◆ **Required work**: Search the listing below for the string "auto" and copy every line where it occurs.

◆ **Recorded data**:
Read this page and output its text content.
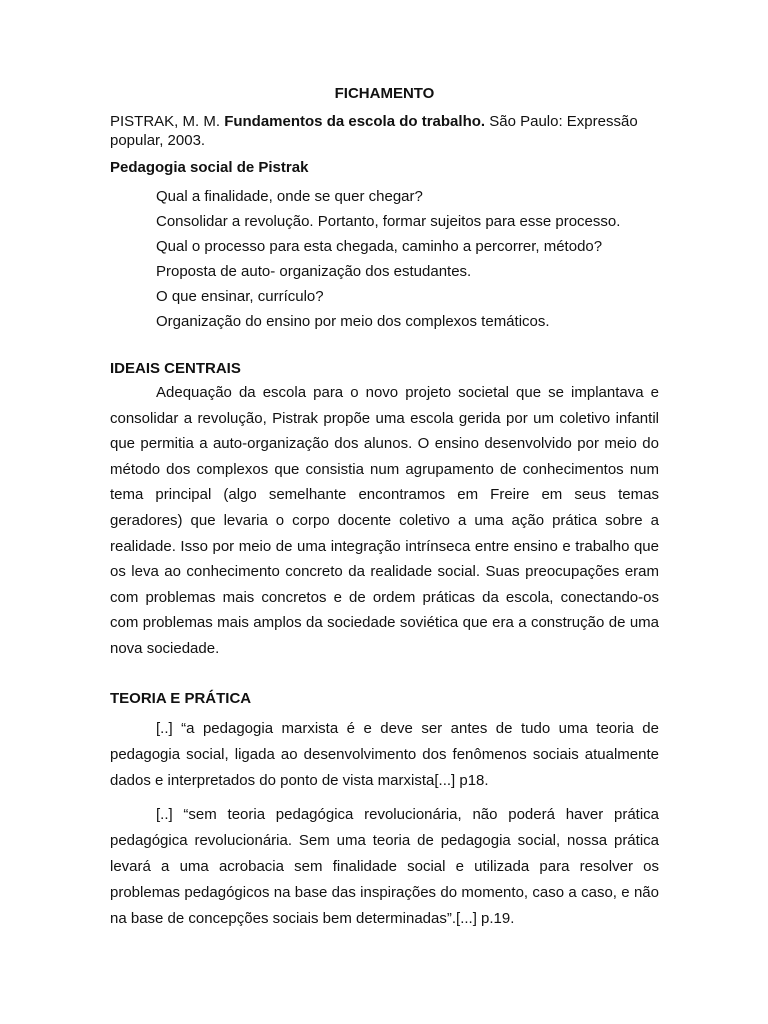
FICHAMENTO
PISTRAK, M. M. Fundamentos da escola do trabalho. São Paulo: Expressão popular, 2003.
Pedagogia social de Pistrak

Qual a finalidade, onde se quer chegar?

Consolidar a revolução. Portanto, formar sujeitos para esse processo.

Qual o processo para esta chegada, caminho a percorrer, método?

Proposta de auto- organização dos estudantes.

O que ensinar, currículo?

Organização do ensino por meio dos complexos temáticos.

IDEAIS CENTRAIS

Adequação da escola para o novo projeto societal que se implantava e consolidar a revolução, Pistrak propõe uma escola gerida por um coletivo infantil que permitia a auto-organização dos alunos. O ensino desenvolvido por meio do método dos complexos que consistia num agrupamento de conhecimentos num tema principal (algo semelhante encontramos em Freire em seus temas geradores) que levaria o corpo docente coletivo a uma ação prática sobre a realidade. Isso por meio de uma integração intrínseca entre ensino e trabalho que os leva ao conhecimento concreto da realidade social. Suas preocupações eram com problemas mais concretos e de ordem práticas da escola, conectando-os com problemas mais amplos da sociedade soviética que era a construção de uma nova sociedade.

TEORIA E PRÁTICA

[..] “a pedagogia marxista é e deve ser antes de tudo uma teoria de pedagogia social, ligada ao desenvolvimento dos fenômenos sociais atualmente dados e interpretados do ponto de vista marxista[...] p18.

[..] “sem teoria pedagógica revolucionária, não poderá haver prática pedagógica revolucionária. Sem uma teoria de pedagogia social, nossa prática levará a uma acrobacia sem finalidade social e utilizada para resolver os problemas pedagógicos na base das inspirações do momento, caso a caso, e não na base de concepções sociais bem determinadas”.[...] p.19.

◆ **Answer for the task**:
Proposta de auto- organização dos estudantes.
Adequação da escola para o novo projeto societal que se implantava e consolidar a revolução, Pistrak propõe uma escola gerida por um coletivo infantil que permitia a auto-organização dos alunos. O ensino desenvolvido por meio do método dos complexos que consistia num agrupamento de conhecimentos num tema principal (algo semelhante encontramos em Freire em seus temas geradores) que levaria o corpo docente coletivo a uma ação prática sobre a realidade. Isso por meio de uma integração intrínseca entre ensino e trabalho que os leva ao conhecimento concreto da realidade social. Suas preocupações eram com problemas mais concretos e de ordem práticas da escola, conectando-os com problemas mais amplos da sociedade soviética que era a construção de uma nova sociedade.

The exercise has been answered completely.